▸ Written request A
Decide whether each statement agrees with the passage on text summarization methods, answering yes or no and quoting the words of the passage that settle it: (i) Kupiec et al. (1995) used a Bayesian classifier to estimate the probability that a sentence belongs in a summary; (ii) the lexical chains method relies on the WordNet thesaurus; (iii) the method proposed by Yulia et al. (2008) targets multi-document summarization.
▸ Written request B
List every cohesive relation between terms that the passage on text summarization methods names for the lexical chains method.
▸ Written request C
Write the next part of the passage on text summarization methods, picking up after its final sentence.

In statistical methods, summarization sentences (Kupiec et al., 1995) were described using a Bayesian classifier to compute the probability that a sentence in a source document should be included in a summary. Yulia et al. (2008) proposed a language- and domain-independent statistical-based method for single-document extraction summarization. They shown that maximal frequent sequences, as well as single words that are part of Bigrams repeated more than once in the text, are good terms to describe documents. Gong and Liu (2001) proposes generic text summarization methods that create text summaries by ranking and extracting sentences from the original documents using latent semantic analysis to select highly ranked sentences for summarization.

In context relation method, cohesive properties consist of relations between expressions of the text is used. Lexical chains method, which was introduced in Barzilay and Elhadad (1997) uses the WordNet thesaurus for determining cohesive relations between terms (i.e., repetition, synonymy, antonymy, hypernymy and holonymy) and composes the chains of related terms. Text summarization based on Latent Semantic Analysis (LSA) technique (Gong and Liu, 2001; Yeh et al., 2005; Steinberger and Karel, 2006) was proposed to identify semantically important sentences. The basic idea is that the aggregate of all the word contexts in which a given word does and does not appear provides mutual constraints that determine the similarity of meanings of words and sets of words to each other.

▸ Dataset rows
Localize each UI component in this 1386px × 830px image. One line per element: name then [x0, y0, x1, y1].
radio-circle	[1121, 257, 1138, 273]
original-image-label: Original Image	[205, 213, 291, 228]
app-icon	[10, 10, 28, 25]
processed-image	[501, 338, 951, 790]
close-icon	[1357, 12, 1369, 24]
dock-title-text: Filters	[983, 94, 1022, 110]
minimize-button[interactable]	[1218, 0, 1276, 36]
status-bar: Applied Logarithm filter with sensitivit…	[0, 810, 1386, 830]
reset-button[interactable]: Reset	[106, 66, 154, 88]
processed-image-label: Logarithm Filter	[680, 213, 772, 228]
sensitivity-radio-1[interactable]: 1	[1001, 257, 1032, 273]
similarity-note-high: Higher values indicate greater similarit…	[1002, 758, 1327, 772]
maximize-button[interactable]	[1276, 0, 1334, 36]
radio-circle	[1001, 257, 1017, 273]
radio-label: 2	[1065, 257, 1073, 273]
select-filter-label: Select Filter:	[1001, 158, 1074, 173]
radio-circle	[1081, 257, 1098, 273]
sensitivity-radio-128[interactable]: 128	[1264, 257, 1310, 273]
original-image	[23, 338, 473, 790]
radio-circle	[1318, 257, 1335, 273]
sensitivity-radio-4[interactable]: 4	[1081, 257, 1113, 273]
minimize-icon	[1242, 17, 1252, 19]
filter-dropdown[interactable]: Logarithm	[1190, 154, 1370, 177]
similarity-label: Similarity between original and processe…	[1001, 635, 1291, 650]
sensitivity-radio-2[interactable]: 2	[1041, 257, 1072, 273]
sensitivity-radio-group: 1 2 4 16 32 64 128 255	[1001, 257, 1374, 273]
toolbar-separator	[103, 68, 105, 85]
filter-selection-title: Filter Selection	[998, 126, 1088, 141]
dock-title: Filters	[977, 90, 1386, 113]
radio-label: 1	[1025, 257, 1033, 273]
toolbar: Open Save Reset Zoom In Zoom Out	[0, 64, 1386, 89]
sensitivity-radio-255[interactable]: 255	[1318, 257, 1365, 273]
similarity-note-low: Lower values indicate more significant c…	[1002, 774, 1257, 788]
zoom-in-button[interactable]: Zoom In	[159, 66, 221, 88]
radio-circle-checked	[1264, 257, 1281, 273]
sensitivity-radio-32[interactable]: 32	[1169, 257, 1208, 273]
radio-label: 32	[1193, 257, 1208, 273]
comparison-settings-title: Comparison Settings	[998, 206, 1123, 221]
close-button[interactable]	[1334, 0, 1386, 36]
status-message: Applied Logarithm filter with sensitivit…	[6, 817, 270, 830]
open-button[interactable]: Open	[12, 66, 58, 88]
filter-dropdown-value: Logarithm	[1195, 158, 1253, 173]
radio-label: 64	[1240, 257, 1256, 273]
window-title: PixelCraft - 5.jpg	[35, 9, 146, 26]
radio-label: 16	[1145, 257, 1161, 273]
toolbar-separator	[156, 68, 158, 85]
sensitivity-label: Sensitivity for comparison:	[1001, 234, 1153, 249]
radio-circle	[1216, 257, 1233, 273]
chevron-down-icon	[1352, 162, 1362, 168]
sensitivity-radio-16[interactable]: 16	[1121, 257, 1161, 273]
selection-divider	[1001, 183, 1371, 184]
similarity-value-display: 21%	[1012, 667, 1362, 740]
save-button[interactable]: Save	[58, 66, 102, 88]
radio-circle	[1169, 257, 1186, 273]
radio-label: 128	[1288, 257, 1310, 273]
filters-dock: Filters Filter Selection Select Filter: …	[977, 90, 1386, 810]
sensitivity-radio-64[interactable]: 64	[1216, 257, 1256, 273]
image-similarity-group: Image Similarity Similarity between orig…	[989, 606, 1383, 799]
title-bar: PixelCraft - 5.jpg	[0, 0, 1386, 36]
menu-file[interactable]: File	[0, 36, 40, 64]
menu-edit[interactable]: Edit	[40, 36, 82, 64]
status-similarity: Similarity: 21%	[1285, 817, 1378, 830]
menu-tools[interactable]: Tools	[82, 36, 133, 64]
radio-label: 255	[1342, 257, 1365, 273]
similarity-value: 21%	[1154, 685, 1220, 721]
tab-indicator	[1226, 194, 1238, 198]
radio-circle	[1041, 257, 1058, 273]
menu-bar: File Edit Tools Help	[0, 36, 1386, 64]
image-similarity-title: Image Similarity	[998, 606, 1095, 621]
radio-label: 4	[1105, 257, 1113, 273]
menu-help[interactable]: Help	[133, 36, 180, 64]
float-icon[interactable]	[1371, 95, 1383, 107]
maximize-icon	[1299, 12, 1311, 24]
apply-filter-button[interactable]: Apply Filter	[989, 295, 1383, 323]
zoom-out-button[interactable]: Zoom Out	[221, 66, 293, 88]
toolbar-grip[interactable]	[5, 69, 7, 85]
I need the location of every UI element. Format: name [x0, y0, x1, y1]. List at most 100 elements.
...
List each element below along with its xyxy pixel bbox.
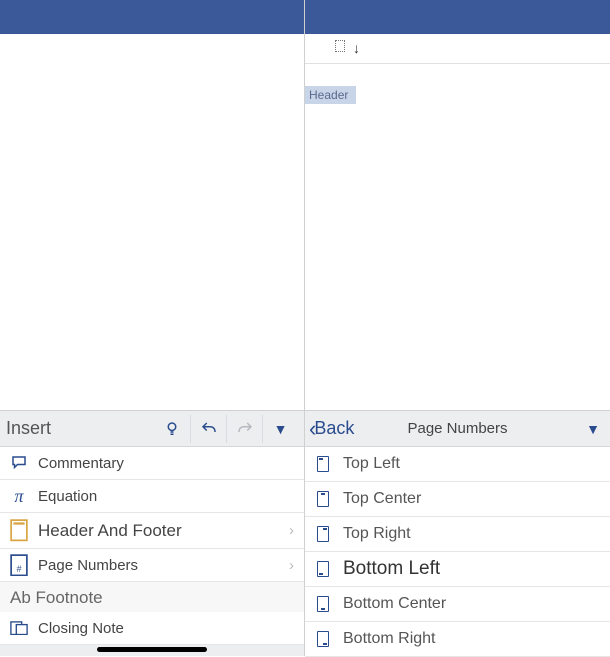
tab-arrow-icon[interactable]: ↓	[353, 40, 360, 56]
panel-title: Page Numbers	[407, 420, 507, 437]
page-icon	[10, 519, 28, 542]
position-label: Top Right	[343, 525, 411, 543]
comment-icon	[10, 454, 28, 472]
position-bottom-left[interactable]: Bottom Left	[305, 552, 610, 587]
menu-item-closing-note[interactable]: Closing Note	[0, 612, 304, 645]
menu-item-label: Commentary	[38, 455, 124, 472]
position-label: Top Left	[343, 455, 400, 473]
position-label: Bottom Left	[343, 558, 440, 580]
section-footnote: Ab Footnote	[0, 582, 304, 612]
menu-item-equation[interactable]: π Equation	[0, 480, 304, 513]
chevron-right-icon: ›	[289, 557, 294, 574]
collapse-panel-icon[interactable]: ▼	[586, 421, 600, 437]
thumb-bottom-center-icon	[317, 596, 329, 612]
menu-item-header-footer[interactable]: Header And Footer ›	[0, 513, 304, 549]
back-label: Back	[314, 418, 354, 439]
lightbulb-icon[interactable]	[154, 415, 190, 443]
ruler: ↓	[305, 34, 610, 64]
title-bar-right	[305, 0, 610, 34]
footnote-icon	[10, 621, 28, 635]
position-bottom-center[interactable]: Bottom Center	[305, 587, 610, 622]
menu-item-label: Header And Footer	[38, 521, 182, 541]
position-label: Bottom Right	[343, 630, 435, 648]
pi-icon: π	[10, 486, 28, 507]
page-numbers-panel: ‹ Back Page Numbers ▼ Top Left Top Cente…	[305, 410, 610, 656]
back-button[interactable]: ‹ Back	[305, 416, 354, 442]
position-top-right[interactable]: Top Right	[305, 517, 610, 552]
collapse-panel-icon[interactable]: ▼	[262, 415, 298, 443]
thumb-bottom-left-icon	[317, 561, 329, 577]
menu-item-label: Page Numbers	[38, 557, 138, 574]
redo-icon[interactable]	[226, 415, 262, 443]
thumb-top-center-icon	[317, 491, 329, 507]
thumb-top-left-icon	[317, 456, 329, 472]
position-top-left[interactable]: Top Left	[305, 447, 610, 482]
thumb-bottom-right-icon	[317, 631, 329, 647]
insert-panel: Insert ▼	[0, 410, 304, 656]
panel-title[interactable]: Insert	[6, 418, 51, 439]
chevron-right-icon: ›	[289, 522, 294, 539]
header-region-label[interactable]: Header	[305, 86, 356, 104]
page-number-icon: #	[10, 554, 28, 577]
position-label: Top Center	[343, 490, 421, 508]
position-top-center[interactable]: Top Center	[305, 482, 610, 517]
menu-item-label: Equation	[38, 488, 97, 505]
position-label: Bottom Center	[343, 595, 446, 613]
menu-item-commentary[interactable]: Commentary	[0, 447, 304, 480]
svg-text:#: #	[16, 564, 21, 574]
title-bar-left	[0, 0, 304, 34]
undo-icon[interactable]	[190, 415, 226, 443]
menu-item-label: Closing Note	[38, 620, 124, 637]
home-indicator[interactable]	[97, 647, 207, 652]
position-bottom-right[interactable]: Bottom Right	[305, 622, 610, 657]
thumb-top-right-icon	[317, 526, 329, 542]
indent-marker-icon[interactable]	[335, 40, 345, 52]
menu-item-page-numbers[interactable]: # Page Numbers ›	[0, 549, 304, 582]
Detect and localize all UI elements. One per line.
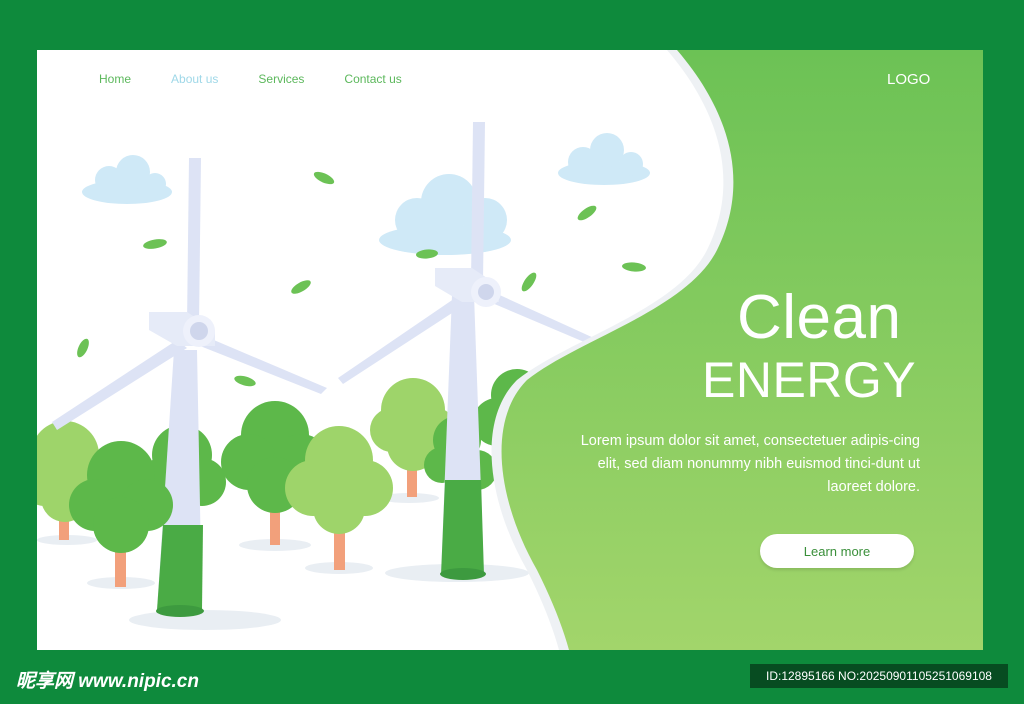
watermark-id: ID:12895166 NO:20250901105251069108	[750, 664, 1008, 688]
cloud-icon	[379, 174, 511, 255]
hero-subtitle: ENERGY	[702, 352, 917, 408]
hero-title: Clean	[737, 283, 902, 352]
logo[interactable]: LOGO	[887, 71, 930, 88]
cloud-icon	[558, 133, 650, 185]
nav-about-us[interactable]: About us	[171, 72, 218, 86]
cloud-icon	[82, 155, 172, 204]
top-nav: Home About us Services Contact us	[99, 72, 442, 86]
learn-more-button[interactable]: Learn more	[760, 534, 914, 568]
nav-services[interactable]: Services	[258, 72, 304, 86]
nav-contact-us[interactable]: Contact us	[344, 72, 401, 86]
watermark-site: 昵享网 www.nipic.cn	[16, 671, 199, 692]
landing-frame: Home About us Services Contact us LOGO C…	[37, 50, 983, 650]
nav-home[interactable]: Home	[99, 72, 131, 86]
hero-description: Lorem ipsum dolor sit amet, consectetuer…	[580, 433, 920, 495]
* * *
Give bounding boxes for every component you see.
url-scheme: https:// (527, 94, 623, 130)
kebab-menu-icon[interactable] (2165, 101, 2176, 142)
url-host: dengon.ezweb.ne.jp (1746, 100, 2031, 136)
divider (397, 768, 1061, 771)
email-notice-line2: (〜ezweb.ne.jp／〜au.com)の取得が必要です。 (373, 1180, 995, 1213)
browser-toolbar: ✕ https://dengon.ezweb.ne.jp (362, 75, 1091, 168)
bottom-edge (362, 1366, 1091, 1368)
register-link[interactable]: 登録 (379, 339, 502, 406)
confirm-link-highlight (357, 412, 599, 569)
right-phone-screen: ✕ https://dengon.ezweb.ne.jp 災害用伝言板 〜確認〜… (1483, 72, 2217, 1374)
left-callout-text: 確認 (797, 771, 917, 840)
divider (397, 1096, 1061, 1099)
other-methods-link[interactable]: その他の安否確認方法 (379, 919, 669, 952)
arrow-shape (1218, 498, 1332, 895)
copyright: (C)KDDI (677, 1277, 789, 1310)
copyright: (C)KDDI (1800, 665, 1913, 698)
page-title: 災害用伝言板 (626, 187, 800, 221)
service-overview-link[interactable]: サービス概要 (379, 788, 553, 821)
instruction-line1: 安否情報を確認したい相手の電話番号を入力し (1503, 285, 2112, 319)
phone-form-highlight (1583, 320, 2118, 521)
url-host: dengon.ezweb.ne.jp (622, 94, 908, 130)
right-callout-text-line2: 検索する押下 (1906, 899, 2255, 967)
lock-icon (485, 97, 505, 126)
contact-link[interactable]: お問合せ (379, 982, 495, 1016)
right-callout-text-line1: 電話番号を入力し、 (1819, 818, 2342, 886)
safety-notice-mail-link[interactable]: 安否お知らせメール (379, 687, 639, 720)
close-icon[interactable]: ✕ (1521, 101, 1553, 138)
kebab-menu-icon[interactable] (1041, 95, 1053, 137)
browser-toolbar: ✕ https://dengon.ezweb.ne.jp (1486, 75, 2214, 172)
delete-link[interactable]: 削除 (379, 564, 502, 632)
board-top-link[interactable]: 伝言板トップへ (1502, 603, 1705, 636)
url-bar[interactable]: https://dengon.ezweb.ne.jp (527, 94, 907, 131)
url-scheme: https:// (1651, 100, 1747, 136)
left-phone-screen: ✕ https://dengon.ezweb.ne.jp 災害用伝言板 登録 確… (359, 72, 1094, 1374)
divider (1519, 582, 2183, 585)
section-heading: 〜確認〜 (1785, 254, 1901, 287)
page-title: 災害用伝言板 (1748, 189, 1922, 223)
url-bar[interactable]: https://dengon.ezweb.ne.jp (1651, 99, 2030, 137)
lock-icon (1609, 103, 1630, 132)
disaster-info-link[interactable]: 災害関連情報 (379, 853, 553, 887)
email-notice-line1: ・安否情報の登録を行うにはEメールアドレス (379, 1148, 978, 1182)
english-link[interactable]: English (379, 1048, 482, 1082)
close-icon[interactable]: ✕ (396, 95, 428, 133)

▸ Exercise result A
(i) Yes: "using a Bayesian classifier to compute the probability that a sentence in a source document should be included in a summary"
(ii) Yes: "uses the WordNet thesaurus for determining cohesive relations between terms"
(iii) No: "statistical-based method for single-document extraction summarization"

▸ Exercise result B
repetition, synonymy, antonymy, hypernymy, holonymy

▸ Exercise result C
Extraction methods can be unsuccessful to capture the relations between concepts in a text if a sentence is extracted without the previous context of the summary. We investigate an advantage of SRL that can capture the relationship between sentences and adapt it into our text summarization.

DATA SET AND PREPROCESSING

We used test documents from DUC2002 collection provided by DUC (2002) to create automatic single document summarization. Each document in DUC2002 collection is supplied with a set of human-generation summaries provided by two different experts. While each expert was asked to generate summaries of different length, we use only generic 100-word variants.

Currently, input document are of plain text format. There are four main activities performed in this stage: sentence segmentation, tokenization, stop word removal and word stemming. Sentence segmentation is performed by boundary detection and separating source text into sentences. Tokenization is separating the input document into individual words. Next, in stop words removal, which are those words which rarely contribute to useful information in terms of document relevance and appear frequently in document but provide less meaning in identifying the important content of the document are removed. Those words including articles, prepositions, conjunctions and some other high-frequency words, such as a, an, the, in, and, I, etc. The last step for preprocessing is word stemming. Word stemming is the process of reducing inflected or derived words to their stem, base or root form. In this study, we performed words stemming using Porter’s stemming algorithm (Porter, 1980). For example, a stemming algorithm for English should stem the words: compute, computed, computer, computable and computation to its word stem, comput.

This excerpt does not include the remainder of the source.